--- BEGIN ---

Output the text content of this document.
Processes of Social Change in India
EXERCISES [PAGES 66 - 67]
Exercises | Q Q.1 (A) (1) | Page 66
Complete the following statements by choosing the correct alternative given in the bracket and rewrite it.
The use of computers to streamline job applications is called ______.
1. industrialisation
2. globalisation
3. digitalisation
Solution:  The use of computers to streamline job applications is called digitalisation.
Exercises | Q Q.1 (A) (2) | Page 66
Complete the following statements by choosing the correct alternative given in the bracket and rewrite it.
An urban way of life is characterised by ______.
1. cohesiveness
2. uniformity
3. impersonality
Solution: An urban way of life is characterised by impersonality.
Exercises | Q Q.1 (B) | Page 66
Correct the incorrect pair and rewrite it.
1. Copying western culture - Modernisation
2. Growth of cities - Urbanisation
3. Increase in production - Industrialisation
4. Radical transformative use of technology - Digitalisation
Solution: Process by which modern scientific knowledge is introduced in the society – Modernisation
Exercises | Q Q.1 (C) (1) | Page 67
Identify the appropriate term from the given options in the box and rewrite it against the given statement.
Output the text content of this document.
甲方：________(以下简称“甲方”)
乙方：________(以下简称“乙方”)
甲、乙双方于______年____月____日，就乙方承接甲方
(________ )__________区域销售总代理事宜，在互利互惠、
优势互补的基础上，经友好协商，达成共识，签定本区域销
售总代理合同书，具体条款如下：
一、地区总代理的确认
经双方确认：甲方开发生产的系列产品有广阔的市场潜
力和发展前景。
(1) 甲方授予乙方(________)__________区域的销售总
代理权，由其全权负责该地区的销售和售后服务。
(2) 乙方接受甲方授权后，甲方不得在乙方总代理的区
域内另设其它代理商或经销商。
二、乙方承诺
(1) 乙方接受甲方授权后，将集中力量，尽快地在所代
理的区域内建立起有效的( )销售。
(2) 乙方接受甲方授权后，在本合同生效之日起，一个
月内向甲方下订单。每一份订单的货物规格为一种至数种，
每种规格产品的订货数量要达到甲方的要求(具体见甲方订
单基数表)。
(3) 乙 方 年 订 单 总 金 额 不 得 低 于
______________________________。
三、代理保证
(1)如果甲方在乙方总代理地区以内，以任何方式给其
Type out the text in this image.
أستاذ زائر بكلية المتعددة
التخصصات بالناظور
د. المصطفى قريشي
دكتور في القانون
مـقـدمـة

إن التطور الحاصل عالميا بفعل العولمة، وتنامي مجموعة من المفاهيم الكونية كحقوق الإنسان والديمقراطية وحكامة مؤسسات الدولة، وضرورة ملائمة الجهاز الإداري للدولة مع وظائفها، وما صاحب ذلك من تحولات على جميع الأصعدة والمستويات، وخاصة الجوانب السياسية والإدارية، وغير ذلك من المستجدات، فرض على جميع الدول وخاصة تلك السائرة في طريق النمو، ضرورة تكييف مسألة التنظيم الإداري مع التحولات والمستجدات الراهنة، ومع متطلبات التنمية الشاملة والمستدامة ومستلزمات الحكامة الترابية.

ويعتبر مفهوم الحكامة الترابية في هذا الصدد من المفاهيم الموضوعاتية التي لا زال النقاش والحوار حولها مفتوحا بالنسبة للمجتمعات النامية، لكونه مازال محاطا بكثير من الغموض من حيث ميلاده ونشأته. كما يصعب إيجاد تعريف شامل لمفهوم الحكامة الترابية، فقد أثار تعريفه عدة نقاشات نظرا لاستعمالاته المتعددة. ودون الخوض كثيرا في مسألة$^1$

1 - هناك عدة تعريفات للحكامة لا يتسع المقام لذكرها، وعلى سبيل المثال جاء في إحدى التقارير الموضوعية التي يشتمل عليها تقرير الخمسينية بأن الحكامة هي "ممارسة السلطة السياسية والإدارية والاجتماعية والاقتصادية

--- END ---

PROBLEM TO SOLVE:
Give the entries again in full, exactly as they are written.

RESULT OF THIS TASK:
Output the text content of this document.
Processes of Social Change in India
EXERCISES [PAGES 66 - 67]
Exercises | Q Q.1 (A) (1) | Page 66
Complete the following statements by choosing the correct alternative given in the bracket and rewrite it.
The use of computers to streamline job applications is called ______.
1. industrialisation
2. globalisation
3. digitalisation
Solution:  The use of computers to streamline job applications is called digitalisation.
Exercises | Q Q.1 (A) (2) | Page 66
Complete the following statements by choosing the correct alternative given in the bracket and rewrite it.
An urban way of life is characterised by ______.
1. cohesiveness
2. uniformity
3. impersonality
Solution: An urban way of life is characterised by impersonality.
Exercises | Q Q.1 (B) | Page 66
Correct the incorrect pair and rewrite it.
1. Copying western culture - Modernisation
2. Growth of cities - Urbanisation
3. Increase in production - Industrialisation
4. Radical transformative use of technology - Digitalisation
Solution: Process by which modern scientific knowledge is introduced in the society – Modernisation
Exercises | Q Q.1 (C) (1) | Page 67
Identify the appropriate term from the given options in the box and rewrite it against the given statement.
Output the text content of this document.
甲方：________(以下简称“甲方”)
乙方：________(以下简称“乙方”)
甲、乙双方于______年____月____日，就乙方承接甲方
(________ )__________区域销售总代理事宜，在互利互惠、
优势互补的基础上，经友好协商，达成共识，签定本区域销
售总代理合同书，具体条款如下：
一、地区总代理的确认
经双方确认：甲方开发生产的系列产品有广阔的市场潜
力和发展前景。
(1) 甲方授予乙方(________)__________区域的销售总
代理权，由其全权负责该地区的销售和售后服务。
(2) 乙方接受甲方授权后，甲方不得在乙方总代理的区
域内另设其它代理商或经销商。
二、乙方承诺
(1) 乙方接受甲方授权后，将集中力量，尽快地在所代
理的区域内建立起有效的( )销售。
(2) 乙方接受甲方授权后，在本合同生效之日起，一个
月内向甲方下订单。每一份订单的货物规格为一种至数种，
每种规格产品的订货数量要达到甲方的要求(具体见甲方订
单基数表)。
(3) 乙 方 年 订 单 总 金 额 不 得 低 于
______________________________。
三、代理保证
(1)如果甲方在乙方总代理地区以内，以任何方式给其
Type out the text in this image.
أستاذ زائر بكلية المتعددة
التخصصات بالناظور
د. المصطفى قريشي
دكتور في القانون
مـقـدمـة

إن التطور الحاصل عالميا بفعل العولمة، وتنامي مجموعة من المفاهيم الكونية كحقوق الإنسان والديمقراطية وحكامة مؤسسات الدولة، وضرورة ملائمة الجهاز الإداري للدولة مع وظائفها، وما صاحب ذلك من تحولات على جميع الأصعدة والمستويات، وخاصة الجوانب السياسية والإدارية، وغير ذلك من المستجدات، فرض على جميع الدول وخاصة تلك السائرة في طريق النمو، ضرورة تكييف مسألة التنظيم الإداري مع التحولات والمستجدات الراهنة، ومع متطلبات التنمية الشاملة والمستدامة ومستلزمات الحكامة الترابية.

ويعتبر مفهوم الحكامة الترابية في هذا الصدد من المفاهيم الموضوعاتية التي لا زال النقاش والحوار حولها مفتوحا بالنسبة للمجتمعات النامية، لكونه مازال محاطا بكثير من الغموض من حيث ميلاده ونشأته. كما يصعب إيجاد تعريف شامل لمفهوم الحكامة الترابية، فقد أثار تعريفه عدة نقاشات نظرا لاستعمالاته المتعددة. ودون الخوض كثيرا في مسألة$^1$

1 - هناك عدة تعريفات للحكامة لا يتسع المقام لذكرها، وعلى سبيل المثال جاء في إحدى التقارير الموضوعية التي يشتمل عليها تقرير الخمسينية بأن الحكامة هي "ممارسة السلطة السياسية والإدارية والاجتماعية والاقتصادية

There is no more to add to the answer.